Skip every image and restate the data word for word.

● The input
++++++
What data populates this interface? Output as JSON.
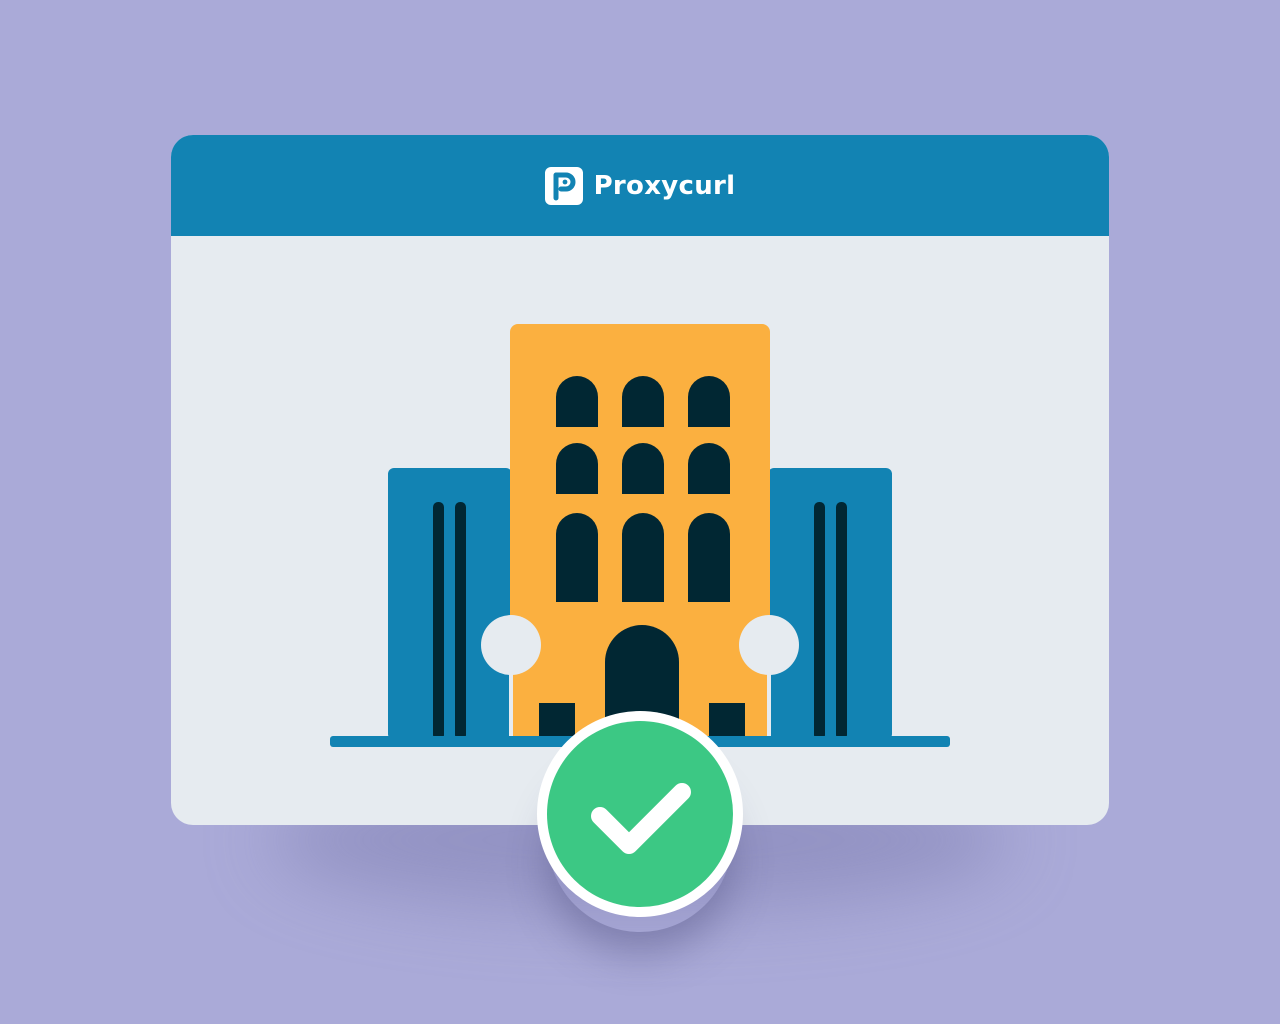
{
  "brand": {
    "name": "Proxycurl",
    "logo_icon": "proxycurl-p-logo"
  },
  "colors": {
    "background": "#aaaad8",
    "titlebar": "#1283b3",
    "window_body": "#e6ebf0",
    "building_main": "#fbb040",
    "building_side": "#1283b3",
    "window_dark": "#012733",
    "check_green": "#3cc884"
  },
  "badge": {
    "icon": "checkmark-icon"
  }
}
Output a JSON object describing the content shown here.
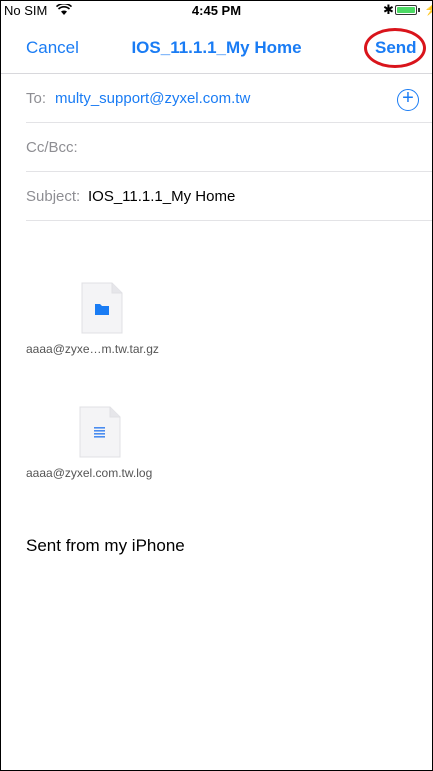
{
  "status_bar": {
    "carrier": "No SIM",
    "time": "4:45 PM",
    "bluetooth_symbol": "✱",
    "charging_symbol": "⚡"
  },
  "nav": {
    "cancel_label": "Cancel",
    "title": "IOS_11.1.1_My Home",
    "send_label": "Send"
  },
  "fields": {
    "to_label": "To:",
    "to_value": "multy_support@zyxel.com.tw",
    "cc_label": "Cc/Bcc:",
    "subject_label": "Subject:",
    "subject_value": "IOS_11.1.1_My Home"
  },
  "attachments": [
    {
      "name": "aaaa@zyxe…m.tw.tar.gz",
      "icon": "folder-file-icon"
    },
    {
      "name": "aaaa@zyxel.com.tw.log",
      "icon": "text-file-icon"
    }
  ],
  "body": {
    "signature": "Sent from my iPhone"
  },
  "colors": {
    "accent": "#1a7cf4",
    "highlight_ring": "#d9141b",
    "battery": "#4cd964"
  }
}
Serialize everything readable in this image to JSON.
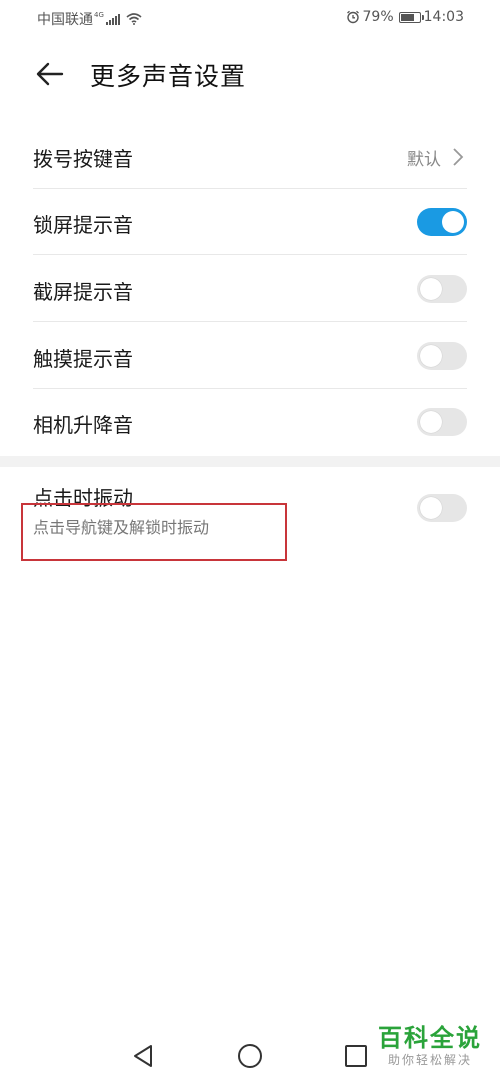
{
  "status_bar": {
    "carrier": "中国联通",
    "network": "4G",
    "battery": "79%",
    "battery_level": 0.79,
    "time": "14:03"
  },
  "header": {
    "back_icon": "arrow-left-icon",
    "title": "更多声音设置"
  },
  "settings": {
    "dial_tone": {
      "label": "拨号按键音",
      "value": "默认"
    },
    "lock_sound": {
      "label": "锁屏提示音",
      "enabled": true
    },
    "screenshot_sound": {
      "label": "截屏提示音",
      "enabled": false
    },
    "touch_sound": {
      "label": "触摸提示音",
      "enabled": false
    },
    "camera_lift_sound": {
      "label": "相机升降音",
      "enabled": false
    },
    "vibrate_on_tap": {
      "label": "点击时振动",
      "description": "点击导航键及解锁时振动",
      "enabled": false
    }
  },
  "colors": {
    "toggle_on": "#1a9ae3",
    "toggle_off": "#e6e6e6",
    "highlight": "#c8353a",
    "watermark": "#2aa33a"
  },
  "navbar": {
    "back": "triangle-back-icon",
    "home": "circle-home-icon",
    "recents": "square-recents-icon"
  },
  "watermark": {
    "title": "百科全说",
    "subtitle": "助你轻松解决"
  }
}
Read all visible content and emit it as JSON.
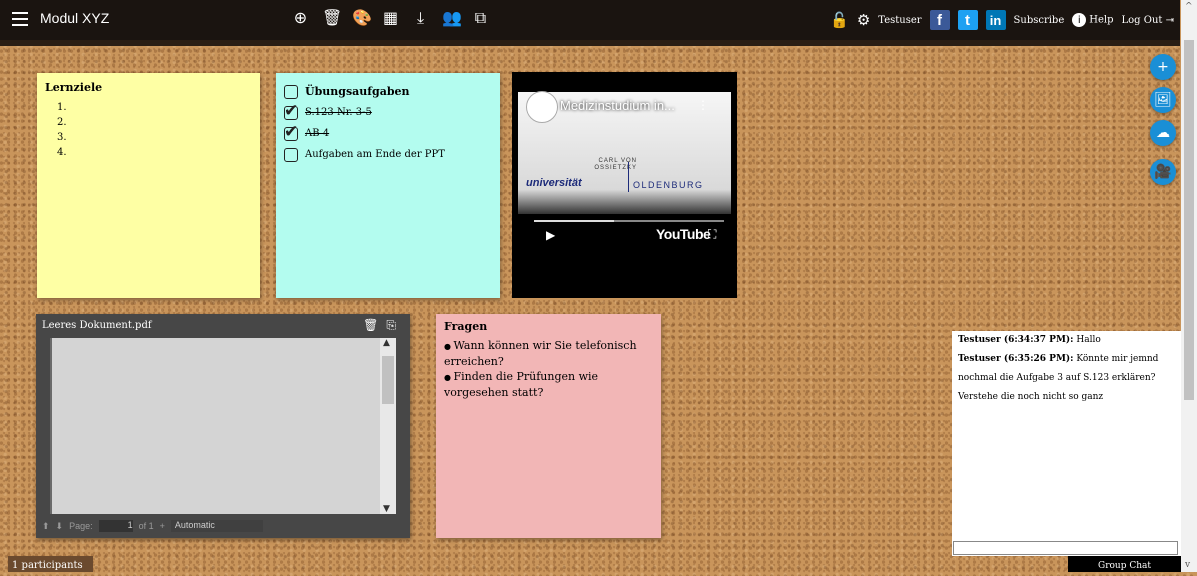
{
  "header": {
    "title": "Modul XYZ",
    "user": "Testuser",
    "subscribe": "Subscribe",
    "help": "Help",
    "logout": "Log Out"
  },
  "notes": {
    "yellow": {
      "title": "Lernziele",
      "items": [
        "1.",
        "2.",
        "3.",
        "4."
      ]
    },
    "cyan": {
      "title": "Übungsaufgaben",
      "tasks": [
        {
          "text": "S.123 Nr. 3-5",
          "done": true
        },
        {
          "text": "AB 4",
          "done": true
        },
        {
          "text": "Aufgaben am Ende der PPT",
          "done": false
        }
      ]
    },
    "pink": {
      "title": "Fragen",
      "items": [
        "Wann können wir Sie telefonisch erreichen?",
        "Finden die Prüfungen wie vorgesehen statt?"
      ]
    }
  },
  "video": {
    "title": "Medizinstudium in...",
    "uni_top": "CARL VON OSSIETZKY",
    "uni_main": "universität",
    "uni_city": "OLDENBURG",
    "brand": "YouTube"
  },
  "pdf": {
    "title": "Leeres Dokument.pdf",
    "page_label": "Page:",
    "page_value": "1",
    "of_label": "of 1",
    "zoom": "Automatic"
  },
  "chat": {
    "messages": [
      {
        "author": "Testuser (6:34:37 PM):",
        "text": "Hallo"
      },
      {
        "author": "Testuser (6:35:26 PM):",
        "text": "Könnte mir jemnd nochmal die Aufgabe 3 auf S.123 erklären? Verstehe die noch nicht so ganz"
      }
    ],
    "tab_label": "Group Chat"
  },
  "participants": "1 participants",
  "colors": {
    "yellow": "#feffa4",
    "cyan": "#b3fcef",
    "pink": "#f2b6b6",
    "accent": "#1a8fd6"
  }
}
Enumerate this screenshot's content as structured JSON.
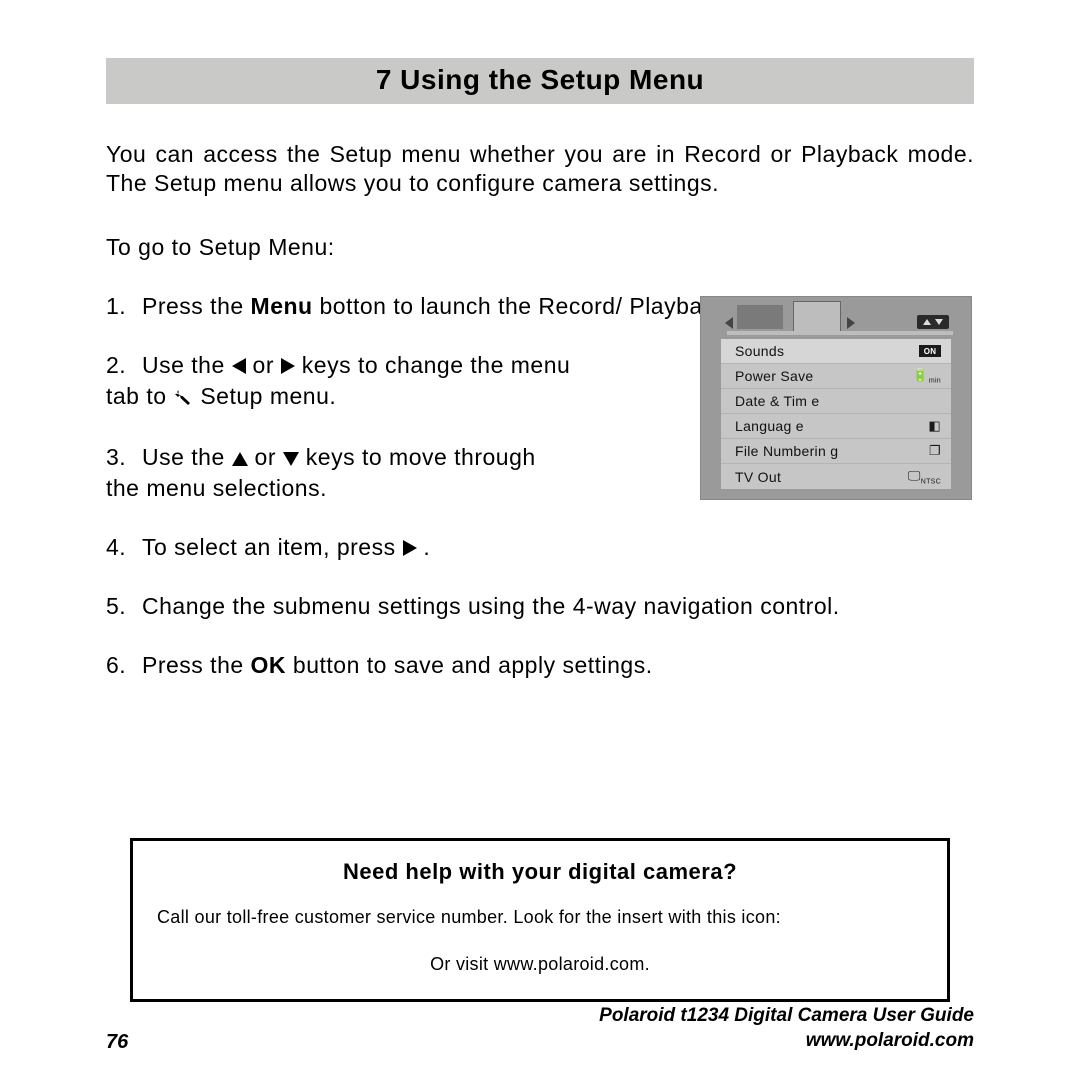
{
  "section_title": "7 Using the Setup Menu",
  "intro": "You can access the Setup menu whether you are in Record or Playback mode. The Setup menu allows you to configure camera settings.",
  "lead": "To go to Setup Menu:",
  "steps": {
    "s1_a": "Press the ",
    "s1_b": "Menu",
    "s1_c": " botton to launch the Record/ Playback Menu.",
    "s2_a": "Use the ",
    "s2_b": " or ",
    "s2_c": " keys to change the menu tab to ",
    "s2_d": " Setup menu.",
    "s3_a": "Use the ",
    "s3_b": " or ",
    "s3_c": " keys to move through the menu selections.",
    "s4_a": "To select an item, press ",
    "s4_b": " .",
    "s5": "Change the submenu settings using the 4-way navigation control.",
    "s6_a": "Press the ",
    "s6_b": "OK",
    "s6_c": " button to save and apply settings."
  },
  "camera_menu": {
    "rows": [
      {
        "label": "Sounds",
        "value": "ON"
      },
      {
        "label": "Power Save",
        "value": "3min"
      },
      {
        "label": "Date & Tim e",
        "value": ""
      },
      {
        "label": "Languag e",
        "value": "lang"
      },
      {
        "label": "File Numberin g",
        "value": "copy"
      },
      {
        "label": "TV Out",
        "value": "NTSC"
      }
    ]
  },
  "help": {
    "title": "Need help with your digital camera?",
    "line": "Call our toll-free customer service number. Look for the insert with this icon:",
    "visit": "Or visit www.polaroid.com."
  },
  "footer": {
    "page": "76",
    "guide": "Polaroid t1234 Digital Camera User Guide",
    "url": "www.polaroid.com"
  }
}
++++++
● Solution to the problem
What data populates this interface? Output as JSON.
{
  "brand": {
    "name": "Proxycurl",
    "logo_icon": "proxycurl-p-logo"
  },
  "colors": {
    "background": "#aaaad8",
    "titlebar": "#1283b3",
    "window_body": "#e6ebf0",
    "building_main": "#fbb040",
    "building_side": "#1283b3",
    "window_dark": "#012733",
    "check_green": "#3cc884"
  },
  "badge": {
    "icon": "checkmark-icon"
  }
}
Output a JSON object describing the content shown here.
{
  "status_bar": {
    "carrier": "No SIM",
    "time": "4:45 PM",
    "bluetooth_symbol": "✱",
    "charging_symbol": "⚡"
  },
  "nav": {
    "cancel_label": "Cancel",
    "title": "IOS_11.1.1_My Home",
    "send_label": "Send"
  },
  "fields": {
    "to_label": "To:",
    "to_value": "multy_support@zyxel.com.tw",
    "cc_label": "Cc/Bcc:",
    "subject_label": "Subject:",
    "subject_value": "IOS_11.1.1_My Home"
  },
  "attachments": [
    {
      "name": "aaaa@zyxe…m.tw.tar.gz",
      "icon": "folder-file-icon"
    },
    {
      "name": "aaaa@zyxel.com.tw.log",
      "icon": "text-file-icon"
    }
  ],
  "body": {
    "signature": "Sent from my iPhone"
  },
  "colors": {
    "accent": "#1a7cf4",
    "highlight_ring": "#d9141b",
    "battery": "#4cd964"
  }
}
Serialize everything readable in this image to JSON.
{
  "status_bar": {
    "carrier": "中国联通",
    "network": "4G",
    "battery": "79%",
    "battery_level": 0.79,
    "time": "14:03"
  },
  "header": {
    "back_icon": "arrow-left-icon",
    "title": "更多声音设置"
  },
  "settings": {
    "dial_tone": {
      "label": "拨号按键音",
      "value": "默认"
    },
    "lock_sound": {
      "label": "锁屏提示音",
      "enabled": true
    },
    "screenshot_sound": {
      "label": "截屏提示音",
      "enabled": false
    },
    "touch_sound": {
      "label": "触摸提示音",
      "enabled": false
    },
    "camera_lift_sound": {
      "label": "相机升降音",
      "enabled": false
    },
    "vibrate_on_tap": {
      "label": "点击时振动",
      "description": "点击导航键及解锁时振动",
      "enabled": false
    }
  },
  "colors": {
    "toggle_on": "#1a9ae3",
    "toggle_off": "#e6e6e6",
    "highlight": "#c8353a",
    "watermark": "#2aa33a"
  },
  "navbar": {
    "back": "triangle-back-icon",
    "home": "circle-home-icon",
    "recents": "square-recents-icon"
  },
  "watermark": {
    "title": "百科全说",
    "subtitle": "助你轻松解决"
  }
}
Read all visible content and emit it as JSON.
{
  "header": {
    "title": "Modul XYZ",
    "user": "Testuser",
    "subscribe": "Subscribe",
    "help": "Help",
    "logout": "Log Out"
  },
  "notes": {
    "yellow": {
      "title": "Lernziele",
      "items": [
        "1.",
        "2.",
        "3.",
        "4."
      ]
    },
    "cyan": {
      "title": "Übungsaufgaben",
      "tasks": [
        {
          "text": "S.123 Nr. 3-5",
          "done": true
        },
        {
          "text": "AB 4",
          "done": true
        },
        {
          "text": "Aufgaben am Ende der PPT",
          "done": false
        }
      ]
    },
    "pink": {
      "title": "Fragen",
      "items": [
        "Wann können wir Sie telefonisch erreichen?",
        "Finden die Prüfungen wie vorgesehen statt?"
      ]
    }
  },
  "video": {
    "title": "Medizinstudium in...",
    "uni_top": "CARL VON OSSIETZKY",
    "uni_main": "universität",
    "uni_city": "OLDENBURG",
    "brand": "YouTube"
  },
  "pdf": {
    "title": "Leeres Dokument.pdf",
    "page_label": "Page:",
    "page_value": "1",
    "of_label": "of 1",
    "zoom": "Automatic"
  },
  "chat": {
    "messages": [
      {
        "author": "Testuser (6:34:37 PM):",
        "text": "Hallo"
      },
      {
        "author": "Testuser (6:35:26 PM):",
        "text": "Könnte mir jemnd nochmal die Aufgabe 3 auf S.123 erklären? Verstehe die noch nicht so ganz"
      }
    ],
    "tab_label": "Group Chat"
  },
  "participants": "1 participants",
  "colors": {
    "yellow": "#feffa4",
    "cyan": "#b3fcef",
    "pink": "#f2b6b6",
    "accent": "#1a8fd6"
  }
}
Enumerate this screenshot's content as structured JSON.
{
  "section_title": "7 Using the Setup Menu",
  "intro": "You can access the Setup menu whether you are in Record or Playback mode. The Setup menu allows you to configure camera settings.",
  "lead": "To go to Setup Menu:",
  "steps": {
    "s1_a": "Press the ",
    "s1_b": "Menu",
    "s1_c": " botton to launch the Record/ Playback Menu.",
    "s2_a": "Use the ",
    "s2_b": " or ",
    "s2_c": " keys to change the menu tab to ",
    "s2_d": " Setup menu.",
    "s3_a": "Use the ",
    "s3_b": " or ",
    "s3_c": " keys to move through the menu selections.",
    "s4_a": "To select an item, press ",
    "s4_b": " .",
    "s5": "Change the submenu settings using the 4-way navigation control.",
    "s6_a": "Press the ",
    "s6_b": "OK",
    "s6_c": " button to save and apply settings."
  },
  "camera_menu": {
    "rows": [
      {
        "label": "Sounds",
        "value": "ON"
      },
      {
        "label": "Power Save",
        "value": "3min"
      },
      {
        "label": "Date & Tim e",
        "value": ""
      },
      {
        "label": "Languag e",
        "value": "lang"
      },
      {
        "label": "File Numberin g",
        "value": "copy"
      },
      {
        "label": "TV Out",
        "value": "NTSC"
      }
    ]
  },
  "help": {
    "title": "Need help with your digital camera?",
    "line": "Call our toll-free customer service number. Look for the insert with this icon:",
    "visit": "Or visit www.polaroid.com."
  },
  "footer": {
    "page": "76",
    "guide": "Polaroid t1234 Digital Camera User Guide",
    "url": "www.polaroid.com"
  }
}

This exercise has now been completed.